§ **The exercise**
Could you substitute "bplus-bminus-bar" for every "bpbm-bar" in all the entries below, keeping everything else unchanged and leaving the pictures out of your answer?

§ **Records**
*****
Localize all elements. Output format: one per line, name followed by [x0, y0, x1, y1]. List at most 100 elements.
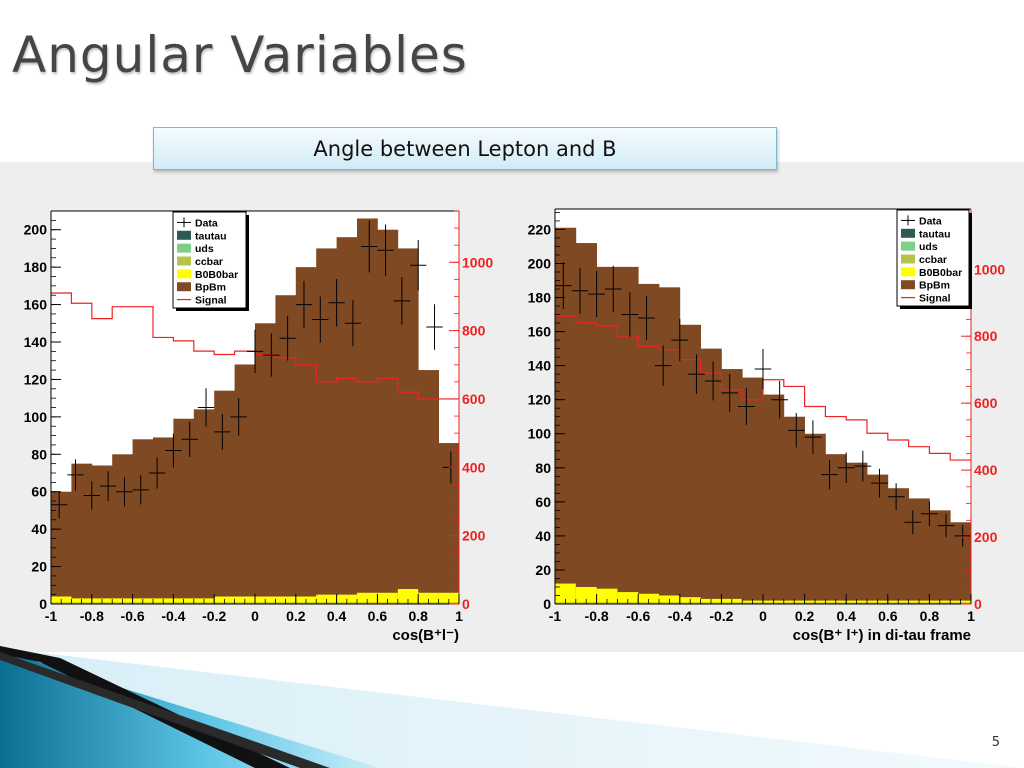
bpbm-bar — [397, 248, 419, 604]
bpbm-bar — [295, 267, 317, 604]
b0b0bar-bar — [596, 588, 618, 604]
caption-text: Angle between Lepton and B — [313, 136, 617, 161]
b0b0bar-bar — [555, 583, 577, 604]
b0b0bar-bar — [377, 592, 399, 604]
y-tick-label: 160 — [528, 324, 552, 340]
x-tick-label: 0.2 — [795, 608, 815, 624]
y-tick-label: 200 — [528, 255, 552, 271]
y-tick-label: 120 — [528, 392, 552, 408]
bpbm-bar — [377, 229, 399, 604]
bpbm-bar — [71, 463, 93, 604]
x-tick-label: 0.8 — [920, 608, 940, 624]
legend-label: B0B0bar — [919, 267, 962, 279]
y-tick-label: 0 — [39, 596, 47, 612]
x-axis-label: cos(B⁺ l⁺) in di-tau frame — [793, 627, 971, 644]
bpbm-bar — [275, 295, 297, 604]
legend-label: uds — [195, 243, 214, 255]
bpbm-bar — [112, 454, 133, 604]
bpbm-bar — [336, 237, 358, 604]
x-tick-label: 1 — [455, 608, 463, 624]
b0b0bar-bar — [575, 586, 597, 604]
legend-swatch — [177, 243, 191, 253]
bpbm-bar — [596, 266, 618, 604]
y-tick-label: 20 — [535, 562, 551, 578]
legend-label: Signal — [919, 293, 951, 305]
x-tick-label: -0.6 — [626, 608, 650, 624]
x-tick-label: -1 — [549, 608, 562, 624]
bpbm-bar — [214, 390, 235, 604]
y2-tick-label: 1000 — [974, 261, 1005, 277]
y-tick-label: 220 — [528, 221, 552, 237]
bpbm-bar — [700, 348, 722, 604]
bpbm-bar — [575, 243, 597, 605]
y2-tick-label: 0 — [462, 596, 470, 612]
footer-decoration — [0, 646, 1024, 768]
x-tick-label: -0.8 — [80, 608, 104, 624]
y-tick-label: 100 — [24, 409, 48, 425]
legend-label: B0B0bar — [195, 269, 238, 281]
y-tick-label: 140 — [24, 334, 48, 350]
y2-tick-label: 400 — [974, 462, 998, 478]
legend-swatch — [177, 282, 191, 292]
y-tick-label: 0 — [543, 596, 551, 612]
signal-line — [555, 315, 971, 461]
y-tick-label: 180 — [24, 259, 48, 275]
y-tick-label: 60 — [535, 494, 551, 510]
legend-swatch — [177, 256, 191, 266]
y-tick-label: 80 — [535, 460, 551, 476]
bpbm-bar — [950, 522, 972, 604]
y-tick-label: 100 — [528, 426, 552, 442]
bpbm-bar — [234, 364, 256, 604]
b0b0bar-bar — [617, 592, 639, 604]
y2-tick-label: 800 — [974, 328, 998, 344]
y2-tick-label: 0 — [974, 596, 982, 612]
y2-tick-label: 200 — [462, 528, 486, 544]
bpbm-bar — [438, 443, 460, 604]
b0b0bar-bar — [357, 592, 378, 604]
y2-tick-label: 1000 — [462, 254, 493, 270]
x-axis-label: cos(B⁺l⁻) — [392, 627, 459, 644]
legend-label: uds — [919, 241, 938, 253]
bpbm-bar — [255, 323, 276, 604]
x-tick-label: 1 — [967, 608, 975, 624]
x-tick-label: 0.6 — [878, 608, 898, 624]
bpbm-bar — [173, 418, 195, 604]
x-tick-label: 0.6 — [368, 608, 388, 624]
legend-label: tautau — [919, 228, 951, 240]
x-tick-label: -0.6 — [121, 608, 145, 624]
y2-tick-label: 200 — [974, 529, 998, 545]
legend-swatch — [901, 254, 915, 264]
y-tick-label: 60 — [31, 484, 47, 500]
y2-tick-label: 800 — [462, 323, 486, 339]
y-tick-label: 40 — [31, 521, 47, 537]
x-tick-label: 0.2 — [286, 608, 306, 624]
slide-title: Angular Variables — [12, 26, 468, 84]
bpbm-bar — [51, 491, 72, 604]
left-plot: 0 20 40 60 80 100 120 140 160 180 200 0 200 400 600 800… — [2, 162, 504, 650]
x-tick-label: 0.8 — [408, 608, 428, 624]
y-tick-label: 40 — [535, 528, 551, 544]
legend-swatch — [901, 228, 915, 238]
legend-swatch — [177, 230, 191, 240]
b0b0bar-bar — [638, 593, 660, 604]
bpbm-bar — [742, 377, 764, 604]
bpbm-bar — [763, 394, 785, 604]
x-tick-label: -0.4 — [668, 608, 692, 624]
bpbm-bar — [153, 437, 174, 604]
x-tick-label: -1 — [45, 608, 58, 624]
y2-tick-label: 600 — [462, 391, 486, 407]
bpbm-bar — [887, 488, 909, 604]
legend-label: Data — [195, 217, 218, 229]
bpbm-bar — [659, 287, 681, 604]
y2-tick-label: 400 — [462, 459, 486, 475]
x-tick-label: 0 — [251, 608, 259, 624]
x-tick-label: -0.8 — [585, 608, 609, 624]
x-tick-label: -0.2 — [709, 608, 733, 624]
bpbm-bar — [418, 370, 439, 604]
legend-swatch — [901, 280, 915, 290]
bpbm-bar — [679, 324, 701, 604]
page-number: 5 — [991, 735, 1000, 750]
y2-tick-label: 600 — [974, 395, 998, 411]
y-tick-label: 200 — [24, 222, 48, 238]
bpbm-bar — [638, 283, 660, 604]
*****
§ **The reply**
Localize all elements. Output format: one per line, name followed by [x0, y0, x1, y1]. List at most 100 elements.
bplus-bminus-bar — [397, 248, 419, 604]
bplus-bminus-bar — [295, 267, 317, 604]
b0b0bar-bar — [596, 588, 618, 604]
caption-text: Angle between Lepton and B — [313, 136, 617, 161]
b0b0bar-bar — [555, 583, 577, 604]
b0b0bar-bar — [377, 592, 399, 604]
y-tick-label: 160 — [528, 324, 552, 340]
x-tick-label: 0.2 — [795, 608, 815, 624]
y-tick-label: 200 — [528, 255, 552, 271]
y-tick-label: 120 — [528, 392, 552, 408]
bplus-bminus-bar — [377, 229, 399, 604]
bplus-bminus-bar — [71, 463, 93, 604]
x-tick-label: 0.8 — [920, 608, 940, 624]
legend-label: B0B0bar — [919, 267, 962, 279]
y-tick-label: 0 — [39, 596, 47, 612]
x-axis-label: cos(B⁺ l⁺) in di-tau frame — [793, 627, 971, 644]
bplus-bminus-bar — [275, 295, 297, 604]
legend-label: uds — [195, 243, 214, 255]
bplus-bminus-bar — [112, 454, 133, 604]
bplus-bminus-bar — [336, 237, 358, 604]
x-tick-label: 1 — [455, 608, 463, 624]
b0b0bar-bar — [575, 586, 597, 604]
legend-swatch — [177, 243, 191, 253]
bplus-bminus-bar — [596, 266, 618, 604]
y-tick-label: 20 — [535, 562, 551, 578]
legend-label: Signal — [919, 293, 951, 305]
x-tick-label: -0.6 — [626, 608, 650, 624]
x-tick-label: -1 — [549, 608, 562, 624]
bplus-bminus-bar — [214, 390, 235, 604]
y2-tick-label: 1000 — [974, 261, 1005, 277]
y-tick-label: 220 — [528, 221, 552, 237]
bplus-bminus-bar — [700, 348, 722, 604]
bplus-bminus-bar — [575, 243, 597, 605]
y2-tick-label: 0 — [462, 596, 470, 612]
footer-decoration — [0, 646, 1024, 768]
x-tick-label: -0.8 — [80, 608, 104, 624]
y-tick-label: 100 — [24, 409, 48, 425]
legend-label: B0B0bar — [195, 269, 238, 281]
y-tick-label: 140 — [24, 334, 48, 350]
y2-tick-label: 400 — [974, 462, 998, 478]
legend-swatch — [177, 282, 191, 292]
y-tick-label: 0 — [543, 596, 551, 612]
signal-line — [555, 315, 971, 461]
y-tick-label: 180 — [24, 259, 48, 275]
y-tick-label: 60 — [535, 494, 551, 510]
legend-swatch — [177, 256, 191, 266]
y-tick-label: 80 — [535, 460, 551, 476]
bplus-bminus-bar — [950, 522, 972, 604]
y-tick-label: 100 — [528, 426, 552, 442]
bplus-bminus-bar — [234, 364, 256, 604]
b0b0bar-bar — [617, 592, 639, 604]
y2-tick-label: 800 — [974, 328, 998, 344]
y2-tick-label: 0 — [974, 596, 982, 612]
y2-tick-label: 200 — [462, 528, 486, 544]
bplus-bminus-bar — [438, 443, 460, 604]
b0b0bar-bar — [357, 592, 378, 604]
y2-tick-label: 1000 — [462, 254, 493, 270]
x-axis-label: cos(B⁺l⁻) — [392, 627, 459, 644]
legend-label: uds — [919, 241, 938, 253]
bplus-bminus-bar — [255, 323, 276, 604]
x-tick-label: 1 — [967, 608, 975, 624]
x-tick-label: 0.6 — [878, 608, 898, 624]
bplus-bminus-bar — [173, 418, 195, 604]
x-tick-label: 0.6 — [368, 608, 388, 624]
legend-label: tautau — [919, 228, 951, 240]
x-tick-label: -0.6 — [121, 608, 145, 624]
y2-tick-label: 200 — [974, 529, 998, 545]
legend-swatch — [901, 254, 915, 264]
y-tick-label: 60 — [31, 484, 47, 500]
y2-tick-label: 800 — [462, 323, 486, 339]
y-tick-label: 40 — [31, 521, 47, 537]
x-tick-label: 0.2 — [286, 608, 306, 624]
slide-title: Angular Variables — [12, 26, 468, 84]
bplus-bminus-bar — [51, 491, 72, 604]
left-plot: 0 20 40 60 80 100 120 140 160 180 200 0 200 400 600 800… — [2, 162, 504, 650]
x-tick-label: 0.8 — [408, 608, 428, 624]
y-tick-label: 40 — [535, 528, 551, 544]
legend-swatch — [901, 228, 915, 238]
legend-swatch — [177, 230, 191, 240]
b0b0bar-bar — [638, 593, 660, 604]
bplus-bminus-bar — [742, 377, 764, 604]
bplus-bminus-bar — [763, 394, 785, 604]
x-tick-label: -0.4 — [668, 608, 692, 624]
bplus-bminus-bar — [153, 437, 174, 604]
x-tick-label: -1 — [45, 608, 58, 624]
y2-tick-label: 600 — [462, 391, 486, 407]
bplus-bminus-bar — [887, 488, 909, 604]
legend-label: Data — [195, 217, 218, 229]
bplus-bminus-bar — [659, 287, 681, 604]
y2-tick-label: 400 — [462, 459, 486, 475]
x-tick-label: 0 — [251, 608, 259, 624]
x-tick-label: -0.8 — [585, 608, 609, 624]
x-tick-label: -0.2 — [709, 608, 733, 624]
bplus-bminus-bar — [418, 370, 439, 604]
legend-swatch — [901, 280, 915, 290]
bplus-bminus-bar — [679, 324, 701, 604]
page-number: 5 — [991, 735, 1000, 750]
y2-tick-label: 600 — [974, 395, 998, 411]
y-tick-label: 200 — [24, 222, 48, 238]
bplus-bminus-bar — [638, 283, 660, 604]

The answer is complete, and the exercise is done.